• _WHAT TO DO_
Rewrite the material below as a numbered list with one line per item, leaving out any blank lines.

• _PROVIDED RECORDS_
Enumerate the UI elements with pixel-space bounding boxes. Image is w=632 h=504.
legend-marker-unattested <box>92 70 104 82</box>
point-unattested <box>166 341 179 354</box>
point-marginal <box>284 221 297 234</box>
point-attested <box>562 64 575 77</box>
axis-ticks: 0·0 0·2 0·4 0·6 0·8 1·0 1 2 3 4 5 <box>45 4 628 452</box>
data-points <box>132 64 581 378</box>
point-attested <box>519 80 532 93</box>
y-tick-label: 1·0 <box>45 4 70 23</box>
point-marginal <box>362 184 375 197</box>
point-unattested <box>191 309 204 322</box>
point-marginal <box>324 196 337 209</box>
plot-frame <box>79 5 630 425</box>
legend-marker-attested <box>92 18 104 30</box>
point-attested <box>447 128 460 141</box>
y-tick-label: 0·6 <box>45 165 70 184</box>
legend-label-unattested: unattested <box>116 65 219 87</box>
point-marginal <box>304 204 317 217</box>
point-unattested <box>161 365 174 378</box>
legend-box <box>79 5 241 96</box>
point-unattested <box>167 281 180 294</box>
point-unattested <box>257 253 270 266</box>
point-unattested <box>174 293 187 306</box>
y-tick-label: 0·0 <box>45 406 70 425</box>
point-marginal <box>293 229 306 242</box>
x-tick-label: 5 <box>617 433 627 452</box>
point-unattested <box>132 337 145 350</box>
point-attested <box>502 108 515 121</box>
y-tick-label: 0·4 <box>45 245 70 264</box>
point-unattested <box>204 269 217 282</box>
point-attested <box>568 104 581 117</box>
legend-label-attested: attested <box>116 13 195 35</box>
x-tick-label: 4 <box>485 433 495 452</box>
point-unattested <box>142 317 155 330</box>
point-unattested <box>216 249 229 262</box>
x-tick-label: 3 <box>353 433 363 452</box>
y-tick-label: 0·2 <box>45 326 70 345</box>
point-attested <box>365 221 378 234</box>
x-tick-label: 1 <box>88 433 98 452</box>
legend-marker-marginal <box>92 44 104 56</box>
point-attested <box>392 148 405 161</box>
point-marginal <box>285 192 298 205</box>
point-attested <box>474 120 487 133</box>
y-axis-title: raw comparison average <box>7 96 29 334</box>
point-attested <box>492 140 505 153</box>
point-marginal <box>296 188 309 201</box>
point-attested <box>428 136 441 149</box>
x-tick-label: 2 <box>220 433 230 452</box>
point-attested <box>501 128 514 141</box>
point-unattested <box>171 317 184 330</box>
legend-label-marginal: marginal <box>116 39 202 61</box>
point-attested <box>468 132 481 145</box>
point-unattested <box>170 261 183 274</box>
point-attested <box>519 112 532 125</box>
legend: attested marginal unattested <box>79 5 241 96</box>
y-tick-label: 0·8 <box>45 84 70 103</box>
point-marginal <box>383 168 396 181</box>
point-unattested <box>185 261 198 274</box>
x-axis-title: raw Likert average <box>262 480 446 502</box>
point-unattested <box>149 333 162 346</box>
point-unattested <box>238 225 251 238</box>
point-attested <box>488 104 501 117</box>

• _RESPONSE FOR THIS EXERCISE_
1. Enumerate the UI elements with pixel-space bounding boxes. Image is w=632 h=504.
2. legend-marker-unattested <box>92 70 104 82</box>
3. point-unattested <box>166 341 179 354</box>
4. point-marginal <box>284 221 297 234</box>
5. point-attested <box>562 64 575 77</box>
6. axis-ticks: 0·0 0·2 0·4 0·6 0·8 1·0 1 2 3 4 5 <box>45 4 628 452</box>
7. data-points <box>132 64 581 378</box>
8. point-attested <box>519 80 532 93</box>
9. y-tick-label: 1·0 <box>45 4 70 23</box>
10. point-marginal <box>362 184 375 197</box>
11. point-unattested <box>191 309 204 322</box>
12. point-marginal <box>324 196 337 209</box>
13. plot-frame <box>79 5 630 425</box>
14. legend-marker-attested <box>92 18 104 30</box>
15. point-attested <box>447 128 460 141</box>
16. y-tick-label: 0·6 <box>45 165 70 184</box>
17. legend-label-unattested: unattested <box>116 65 219 87</box>
18. point-marginal <box>304 204 317 217</box>
19. point-unattested <box>161 365 174 378</box>
20. legend-box <box>79 5 241 96</box>
21. point-unattested <box>167 281 180 294</box>
22. point-unattested <box>257 253 270 266</box>
23. point-unattested <box>174 293 187 306</box>
24. y-tick-label: 0·0 <box>45 406 70 425</box>
25. point-marginal <box>293 229 306 242</box>
26. x-tick-label: 5 <box>617 433 627 452</box>
27. point-unattested <box>132 337 145 350</box>
28. point-attested <box>502 108 515 121</box>
29. y-tick-label: 0·4 <box>45 245 70 264</box>
30. point-unattested <box>204 269 217 282</box>
31. point-attested <box>568 104 581 117</box>
32. legend-label-attested: attested <box>116 13 195 35</box>
33. x-tick-label: 4 <box>485 433 495 452</box>
34. point-unattested <box>142 317 155 330</box>
35. point-unattested <box>216 249 229 262</box>
36. x-tick-label: 3 <box>353 433 363 452</box>
37. y-tick-label: 0·2 <box>45 326 70 345</box>
38. point-attested <box>365 221 378 234</box>
39. x-tick-label: 1 <box>88 433 98 452</box>
40. legend-marker-marginal <box>92 44 104 56</box>
41. point-attested <box>392 148 405 161</box>
42. point-marginal <box>285 192 298 205</box>
43. point-attested <box>474 120 487 133</box>
44. y-axis-title: raw comparison average <box>7 96 29 334</box>
45. point-attested <box>492 140 505 153</box>
46. point-marginal <box>296 188 309 201</box>
47. point-attested <box>428 136 441 149</box>
48. x-tick-label: 2 <box>220 433 230 452</box>
49. point-attested <box>501 128 514 141</box>
50. point-unattested <box>171 317 184 330</box>
51. legend-label-marginal: marginal <box>116 39 202 61</box>
52. point-attested <box>468 132 481 145</box>
53. point-unattested <box>170 261 183 274</box>
54. point-attested <box>519 112 532 125</box>
55. legend: attested marginal unattested <box>79 5 241 96</box>
56. y-tick-label: 0·8 <box>45 84 70 103</box>
57. point-marginal <box>383 168 396 181</box>
58. point-unattested <box>185 261 198 274</box>
59. x-axis-title: raw Likert average <box>262 480 446 502</box>
60. point-unattested <box>149 333 162 346</box>
61. point-unattested <box>238 225 251 238</box>
62. point-attested <box>488 104 501 117</box>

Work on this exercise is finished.